#### Task objective:
Restate the full set of records exactly, without adding or dropping a word.

#### Dataset rows:

* start *

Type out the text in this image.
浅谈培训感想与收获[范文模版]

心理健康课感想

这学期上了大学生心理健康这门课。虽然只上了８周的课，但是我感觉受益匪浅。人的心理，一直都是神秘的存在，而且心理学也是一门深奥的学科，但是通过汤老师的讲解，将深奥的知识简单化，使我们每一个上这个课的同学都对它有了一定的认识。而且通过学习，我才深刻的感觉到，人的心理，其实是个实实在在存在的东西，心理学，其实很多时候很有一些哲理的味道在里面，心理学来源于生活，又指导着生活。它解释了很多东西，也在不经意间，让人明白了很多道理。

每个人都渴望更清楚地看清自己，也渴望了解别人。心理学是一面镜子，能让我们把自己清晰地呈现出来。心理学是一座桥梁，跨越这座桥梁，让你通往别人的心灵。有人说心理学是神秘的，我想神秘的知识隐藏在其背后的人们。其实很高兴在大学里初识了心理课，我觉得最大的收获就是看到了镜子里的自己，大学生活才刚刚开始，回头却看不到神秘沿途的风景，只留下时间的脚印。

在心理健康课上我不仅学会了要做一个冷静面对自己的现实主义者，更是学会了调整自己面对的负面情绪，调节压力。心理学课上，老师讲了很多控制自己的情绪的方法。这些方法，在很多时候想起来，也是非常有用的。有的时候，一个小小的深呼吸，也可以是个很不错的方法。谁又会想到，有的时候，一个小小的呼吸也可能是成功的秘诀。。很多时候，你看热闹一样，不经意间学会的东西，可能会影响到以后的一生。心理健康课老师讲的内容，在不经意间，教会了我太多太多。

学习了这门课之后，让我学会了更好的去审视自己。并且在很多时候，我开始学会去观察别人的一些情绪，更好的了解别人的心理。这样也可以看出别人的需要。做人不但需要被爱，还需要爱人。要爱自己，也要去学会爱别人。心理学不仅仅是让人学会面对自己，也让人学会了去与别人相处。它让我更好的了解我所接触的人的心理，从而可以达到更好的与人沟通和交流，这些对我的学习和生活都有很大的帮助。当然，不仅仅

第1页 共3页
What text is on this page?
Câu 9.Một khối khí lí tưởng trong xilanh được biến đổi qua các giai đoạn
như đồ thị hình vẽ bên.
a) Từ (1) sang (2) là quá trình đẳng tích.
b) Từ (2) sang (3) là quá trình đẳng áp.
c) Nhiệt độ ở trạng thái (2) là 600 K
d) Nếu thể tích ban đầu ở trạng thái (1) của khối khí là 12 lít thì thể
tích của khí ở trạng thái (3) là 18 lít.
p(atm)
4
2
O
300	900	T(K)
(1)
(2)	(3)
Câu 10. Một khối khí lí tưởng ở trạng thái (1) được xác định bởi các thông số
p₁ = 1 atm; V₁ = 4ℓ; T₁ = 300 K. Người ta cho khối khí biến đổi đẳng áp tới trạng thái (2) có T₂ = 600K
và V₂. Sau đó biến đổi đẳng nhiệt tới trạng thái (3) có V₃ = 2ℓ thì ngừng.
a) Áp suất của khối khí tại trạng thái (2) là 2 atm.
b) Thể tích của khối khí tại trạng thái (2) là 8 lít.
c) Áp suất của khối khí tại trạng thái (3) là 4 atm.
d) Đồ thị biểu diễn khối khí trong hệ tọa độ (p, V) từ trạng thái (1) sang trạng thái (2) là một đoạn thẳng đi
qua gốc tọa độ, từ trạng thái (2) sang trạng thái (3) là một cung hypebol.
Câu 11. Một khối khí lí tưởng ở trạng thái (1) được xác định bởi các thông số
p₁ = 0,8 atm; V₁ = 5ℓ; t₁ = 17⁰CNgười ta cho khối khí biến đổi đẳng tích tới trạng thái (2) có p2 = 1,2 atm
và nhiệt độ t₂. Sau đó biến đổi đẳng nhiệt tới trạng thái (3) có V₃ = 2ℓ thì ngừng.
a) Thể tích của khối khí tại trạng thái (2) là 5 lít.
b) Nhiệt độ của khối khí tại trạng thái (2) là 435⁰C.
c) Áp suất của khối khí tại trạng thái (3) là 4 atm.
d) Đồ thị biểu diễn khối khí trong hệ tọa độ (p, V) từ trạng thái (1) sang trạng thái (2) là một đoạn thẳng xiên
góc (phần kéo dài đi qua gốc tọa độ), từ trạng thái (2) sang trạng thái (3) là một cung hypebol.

* end *

#### Expected output:
Type out the text in this image.
浅谈培训感想与收获[范文模版]

心理健康课感想

这学期上了大学生心理健康这门课。虽然只上了８周的课，但是我感觉受益匪浅。人的心理，一直都是神秘的存在，而且心理学也是一门深奥的学科，但是通过汤老师的讲解，将深奥的知识简单化，使我们每一个上这个课的同学都对它有了一定的认识。而且通过学习，我才深刻的感觉到，人的心理，其实是个实实在在存在的东西，心理学，其实很多时候很有一些哲理的味道在里面，心理学来源于生活，又指导着生活。它解释了很多东西，也在不经意间，让人明白了很多道理。

每个人都渴望更清楚地看清自己，也渴望了解别人。心理学是一面镜子，能让我们把自己清晰地呈现出来。心理学是一座桥梁，跨越这座桥梁，让你通往别人的心灵。有人说心理学是神秘的，我想神秘的知识隐藏在其背后的人们。其实很高兴在大学里初识了心理课，我觉得最大的收获就是看到了镜子里的自己，大学生活才刚刚开始，回头却看不到神秘沿途的风景，只留下时间的脚印。

在心理健康课上我不仅学会了要做一个冷静面对自己的现实主义者，更是学会了调整自己面对的负面情绪，调节压力。心理学课上，老师讲了很多控制自己的情绪的方法。这些方法，在很多时候想起来，也是非常有用的。有的时候，一个小小的深呼吸，也可以是个很不错的方法。谁又会想到，有的时候，一个小小的呼吸也可能是成功的秘诀。。很多时候，你看热闹一样，不经意间学会的东西，可能会影响到以后的一生。心理健康课老师讲的内容，在不经意间，教会了我太多太多。

学习了这门课之后，让我学会了更好的去审视自己。并且在很多时候，我开始学会去观察别人的一些情绪，更好的了解别人的心理。这样也可以看出别人的需要。做人不但需要被爱，还需要爱人。要爱自己，也要去学会爱别人。心理学不仅仅是让人学会面对自己，也让人学会了去与别人相处。它让我更好的了解我所接触的人的心理，从而可以达到更好的与人沟通和交流，这些对我的学习和生活都有很大的帮助。当然，不仅仅

第1页 共3页
What text is on this page?
Câu 9.Một khối khí lí tưởng trong xilanh được biến đổi qua các giai đoạn
như đồ thị hình vẽ bên.
a) Từ (1) sang (2) là quá trình đẳng tích.
b) Từ (2) sang (3) là quá trình đẳng áp.
c) Nhiệt độ ở trạng thái (2) là 600 K
d) Nếu thể tích ban đầu ở trạng thái (1) của khối khí là 12 lít thì thể
tích của khí ở trạng thái (3) là 18 lít.
p(atm)
4
2
O
300	900	T(K)
(1)
(2)	(3)
Câu 10. Một khối khí lí tưởng ở trạng thái (1) được xác định bởi các thông số
p₁ = 1 atm; V₁ = 4ℓ; T₁ = 300 K. Người ta cho khối khí biến đổi đẳng áp tới trạng thái (2) có T₂ = 600K
và V₂. Sau đó biến đổi đẳng nhiệt tới trạng thái (3) có V₃ = 2ℓ thì ngừng.
a) Áp suất của khối khí tại trạng thái (2) là 2 atm.
b) Thể tích của khối khí tại trạng thái (2) là 8 lít.
c) Áp suất của khối khí tại trạng thái (3) là 4 atm.
d) Đồ thị biểu diễn khối khí trong hệ tọa độ (p, V) từ trạng thái (1) sang trạng thái (2) là một đoạn thẳng đi
qua gốc tọa độ, từ trạng thái (2) sang trạng thái (3) là một cung hypebol.
Câu 11. Một khối khí lí tưởng ở trạng thái (1) được xác định bởi các thông số
p₁ = 0,8 atm; V₁ = 5ℓ; t₁ = 17⁰CNgười ta cho khối khí biến đổi đẳng tích tới trạng thái (2) có p2 = 1,2 atm
và nhiệt độ t₂. Sau đó biến đổi đẳng nhiệt tới trạng thái (3) có V₃ = 2ℓ thì ngừng.
a) Thể tích của khối khí tại trạng thái (2) là 5 lít.
b) Nhiệt độ của khối khí tại trạng thái (2) là 435⁰C.
c) Áp suất của khối khí tại trạng thái (3) là 4 atm.
d) Đồ thị biểu diễn khối khí trong hệ tọa độ (p, V) từ trạng thái (1) sang trạng thái (2) là một đoạn thẳng xiên
góc (phần kéo dài đi qua gốc tọa độ), từ trạng thái (2) sang trạng thái (3) là một cung hypebol.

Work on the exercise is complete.